> REQUIREMENT
Using the entries below, return word for word the lines from the one containing "Convert this document image to plain text." up to and including the last.

Records excerpted from a collection:
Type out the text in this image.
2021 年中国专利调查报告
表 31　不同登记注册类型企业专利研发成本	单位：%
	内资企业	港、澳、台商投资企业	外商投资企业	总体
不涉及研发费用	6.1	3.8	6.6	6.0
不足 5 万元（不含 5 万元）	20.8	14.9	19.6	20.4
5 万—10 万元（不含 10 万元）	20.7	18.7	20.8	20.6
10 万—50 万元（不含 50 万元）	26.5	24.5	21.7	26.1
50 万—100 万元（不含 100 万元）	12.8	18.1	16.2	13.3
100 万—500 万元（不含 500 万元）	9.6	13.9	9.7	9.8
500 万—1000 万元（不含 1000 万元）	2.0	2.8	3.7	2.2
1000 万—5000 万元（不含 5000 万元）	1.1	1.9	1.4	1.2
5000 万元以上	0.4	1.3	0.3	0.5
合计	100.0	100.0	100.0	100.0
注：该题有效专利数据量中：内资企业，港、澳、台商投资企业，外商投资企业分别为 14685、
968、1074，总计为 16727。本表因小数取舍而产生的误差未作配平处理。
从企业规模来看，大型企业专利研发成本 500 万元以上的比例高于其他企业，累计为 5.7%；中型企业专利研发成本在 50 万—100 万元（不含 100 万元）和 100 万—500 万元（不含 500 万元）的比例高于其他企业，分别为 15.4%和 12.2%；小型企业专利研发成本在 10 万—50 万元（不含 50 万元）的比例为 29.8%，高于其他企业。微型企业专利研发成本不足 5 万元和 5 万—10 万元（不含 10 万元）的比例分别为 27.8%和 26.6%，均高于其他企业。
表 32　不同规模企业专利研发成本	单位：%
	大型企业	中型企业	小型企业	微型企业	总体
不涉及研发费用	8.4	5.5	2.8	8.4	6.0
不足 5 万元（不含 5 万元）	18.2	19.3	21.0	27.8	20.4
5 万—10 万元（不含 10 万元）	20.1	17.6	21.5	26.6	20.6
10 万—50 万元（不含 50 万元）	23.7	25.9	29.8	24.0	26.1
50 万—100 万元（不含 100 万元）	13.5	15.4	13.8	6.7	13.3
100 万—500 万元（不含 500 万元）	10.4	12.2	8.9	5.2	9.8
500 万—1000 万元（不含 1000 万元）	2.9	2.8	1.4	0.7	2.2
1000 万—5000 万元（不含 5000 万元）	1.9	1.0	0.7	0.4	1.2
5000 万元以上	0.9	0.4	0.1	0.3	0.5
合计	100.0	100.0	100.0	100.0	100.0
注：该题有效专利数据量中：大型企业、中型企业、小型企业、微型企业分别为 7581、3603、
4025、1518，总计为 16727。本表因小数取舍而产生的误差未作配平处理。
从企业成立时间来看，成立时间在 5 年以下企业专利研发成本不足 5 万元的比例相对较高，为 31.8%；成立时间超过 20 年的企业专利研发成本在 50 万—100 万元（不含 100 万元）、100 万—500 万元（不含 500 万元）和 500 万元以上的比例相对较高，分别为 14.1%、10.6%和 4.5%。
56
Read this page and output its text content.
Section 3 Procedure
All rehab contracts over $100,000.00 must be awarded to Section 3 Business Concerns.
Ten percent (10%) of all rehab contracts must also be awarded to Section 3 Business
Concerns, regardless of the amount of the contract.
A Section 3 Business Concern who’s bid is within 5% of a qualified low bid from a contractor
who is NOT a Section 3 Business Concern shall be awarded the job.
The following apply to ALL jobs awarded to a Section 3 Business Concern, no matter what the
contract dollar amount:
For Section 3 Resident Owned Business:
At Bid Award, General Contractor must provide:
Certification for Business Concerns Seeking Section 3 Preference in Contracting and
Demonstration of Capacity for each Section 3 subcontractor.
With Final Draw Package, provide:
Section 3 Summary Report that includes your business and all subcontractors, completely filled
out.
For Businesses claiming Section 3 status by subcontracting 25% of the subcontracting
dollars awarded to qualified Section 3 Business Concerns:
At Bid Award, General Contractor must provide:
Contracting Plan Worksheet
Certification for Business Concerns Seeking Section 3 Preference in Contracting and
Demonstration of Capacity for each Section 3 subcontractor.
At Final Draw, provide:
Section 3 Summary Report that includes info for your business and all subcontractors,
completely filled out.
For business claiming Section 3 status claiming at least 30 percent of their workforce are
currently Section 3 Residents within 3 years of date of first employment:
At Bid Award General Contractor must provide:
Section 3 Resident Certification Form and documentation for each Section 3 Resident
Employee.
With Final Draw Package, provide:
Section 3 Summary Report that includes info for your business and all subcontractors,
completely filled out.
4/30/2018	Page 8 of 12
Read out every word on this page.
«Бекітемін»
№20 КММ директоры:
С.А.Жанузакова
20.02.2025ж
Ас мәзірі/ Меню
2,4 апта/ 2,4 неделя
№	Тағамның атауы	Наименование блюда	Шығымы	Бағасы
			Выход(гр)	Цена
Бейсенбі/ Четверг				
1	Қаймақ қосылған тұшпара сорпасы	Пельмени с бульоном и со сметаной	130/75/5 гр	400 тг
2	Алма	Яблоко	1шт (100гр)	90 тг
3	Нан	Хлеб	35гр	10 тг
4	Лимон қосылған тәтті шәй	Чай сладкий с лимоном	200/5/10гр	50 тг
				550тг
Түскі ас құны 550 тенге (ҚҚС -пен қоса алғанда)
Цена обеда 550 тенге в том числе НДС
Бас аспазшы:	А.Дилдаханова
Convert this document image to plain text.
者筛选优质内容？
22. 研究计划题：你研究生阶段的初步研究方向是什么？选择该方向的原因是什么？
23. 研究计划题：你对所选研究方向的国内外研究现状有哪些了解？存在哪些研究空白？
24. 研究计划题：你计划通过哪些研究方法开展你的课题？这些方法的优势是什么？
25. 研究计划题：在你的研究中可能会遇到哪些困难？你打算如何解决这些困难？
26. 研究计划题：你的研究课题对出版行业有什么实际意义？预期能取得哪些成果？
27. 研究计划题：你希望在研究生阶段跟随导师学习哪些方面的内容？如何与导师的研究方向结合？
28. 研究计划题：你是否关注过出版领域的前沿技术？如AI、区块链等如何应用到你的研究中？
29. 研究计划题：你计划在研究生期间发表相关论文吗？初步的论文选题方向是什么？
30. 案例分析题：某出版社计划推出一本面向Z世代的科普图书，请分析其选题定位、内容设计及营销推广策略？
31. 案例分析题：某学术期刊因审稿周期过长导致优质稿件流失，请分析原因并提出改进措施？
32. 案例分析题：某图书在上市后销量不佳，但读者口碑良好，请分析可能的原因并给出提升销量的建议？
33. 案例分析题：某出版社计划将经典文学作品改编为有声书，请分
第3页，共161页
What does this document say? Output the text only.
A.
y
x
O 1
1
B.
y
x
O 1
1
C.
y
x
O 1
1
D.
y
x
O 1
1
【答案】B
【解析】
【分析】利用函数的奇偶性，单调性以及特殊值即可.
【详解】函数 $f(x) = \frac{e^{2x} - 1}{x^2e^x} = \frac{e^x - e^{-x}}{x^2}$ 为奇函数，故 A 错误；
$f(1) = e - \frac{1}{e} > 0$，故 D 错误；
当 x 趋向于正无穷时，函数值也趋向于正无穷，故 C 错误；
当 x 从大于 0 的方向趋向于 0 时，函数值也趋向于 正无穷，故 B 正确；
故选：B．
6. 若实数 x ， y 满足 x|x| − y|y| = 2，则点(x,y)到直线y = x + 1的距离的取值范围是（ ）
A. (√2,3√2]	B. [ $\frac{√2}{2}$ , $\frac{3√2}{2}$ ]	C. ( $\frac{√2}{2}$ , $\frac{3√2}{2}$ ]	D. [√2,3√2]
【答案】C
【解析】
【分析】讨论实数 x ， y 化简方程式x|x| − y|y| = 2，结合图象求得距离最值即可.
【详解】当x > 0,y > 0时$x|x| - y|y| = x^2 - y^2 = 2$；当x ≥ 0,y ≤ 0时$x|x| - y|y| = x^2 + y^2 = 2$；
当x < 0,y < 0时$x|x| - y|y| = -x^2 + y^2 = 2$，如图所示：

> OUTPUT OF THE TASK
Convert this document image to plain text.
者筛选优质内容？
22. 研究计划题：你研究生阶段的初步研究方向是什么？选择该方向的原因是什么？
23. 研究计划题：你对所选研究方向的国内外研究现状有哪些了解？存在哪些研究空白？
24. 研究计划题：你计划通过哪些研究方法开展你的课题？这些方法的优势是什么？
25. 研究计划题：在你的研究中可能会遇到哪些困难？你打算如何解决这些困难？
26. 研究计划题：你的研究课题对出版行业有什么实际意义？预期能取得哪些成果？
27. 研究计划题：你希望在研究生阶段跟随导师学习哪些方面的内容？如何与导师的研究方向结合？
28. 研究计划题：你是否关注过出版领域的前沿技术？如AI、区块链等如何应用到你的研究中？
29. 研究计划题：你计划在研究生期间发表相关论文吗？初步的论文选题方向是什么？
30. 案例分析题：某出版社计划推出一本面向Z世代的科普图书，请分析其选题定位、内容设计及营销推广策略？
31. 案例分析题：某学术期刊因审稿周期过长导致优质稿件流失，请分析原因并提出改进措施？
32. 案例分析题：某图书在上市后销量不佳，但读者口碑良好，请分析可能的原因并给出提升销量的建议？
33. 案例分析题：某出版社计划将经典文学作品改编为有声书，请分
第3页，共161页
What does this document say? Output the text only.
A.
y
x
O 1
1
B.
y
x
O 1
1
C.
y
x
O 1
1
D.
y
x
O 1
1
【答案】B
【解析】
【分析】利用函数的奇偶性，单调性以及特殊值即可.
【详解】函数 $f(x) = \frac{e^{2x} - 1}{x^2e^x} = \frac{e^x - e^{-x}}{x^2}$ 为奇函数，故 A 错误；
$f(1) = e - \frac{1}{e} > 0$，故 D 错误；
当 x 趋向于正无穷时，函数值也趋向于正无穷，故 C 错误；
当 x 从大于 0 的方向趋向于 0 时，函数值也趋向于 正无穷，故 B 正确；
故选：B．
6. 若实数 x ， y 满足 x|x| − y|y| = 2，则点(x,y)到直线y = x + 1的距离的取值范围是（ ）
A. (√2,3√2]	B. [ $\frac{√2}{2}$ , $\frac{3√2}{2}$ ]	C. ( $\frac{√2}{2}$ , $\frac{3√2}{2}$ ]	D. [√2,3√2]
【答案】C
【解析】
【分析】讨论实数 x ， y 化简方程式x|x| − y|y| = 2，结合图象求得距离最值即可.
【详解】当x > 0,y > 0时$x|x| - y|y| = x^2 - y^2 = 2$；当x ≥ 0,y ≤ 0时$x|x| - y|y| = x^2 + y^2 = 2$；
当x < 0,y < 0时$x|x| - y|y| = -x^2 + y^2 = 2$，如图所示：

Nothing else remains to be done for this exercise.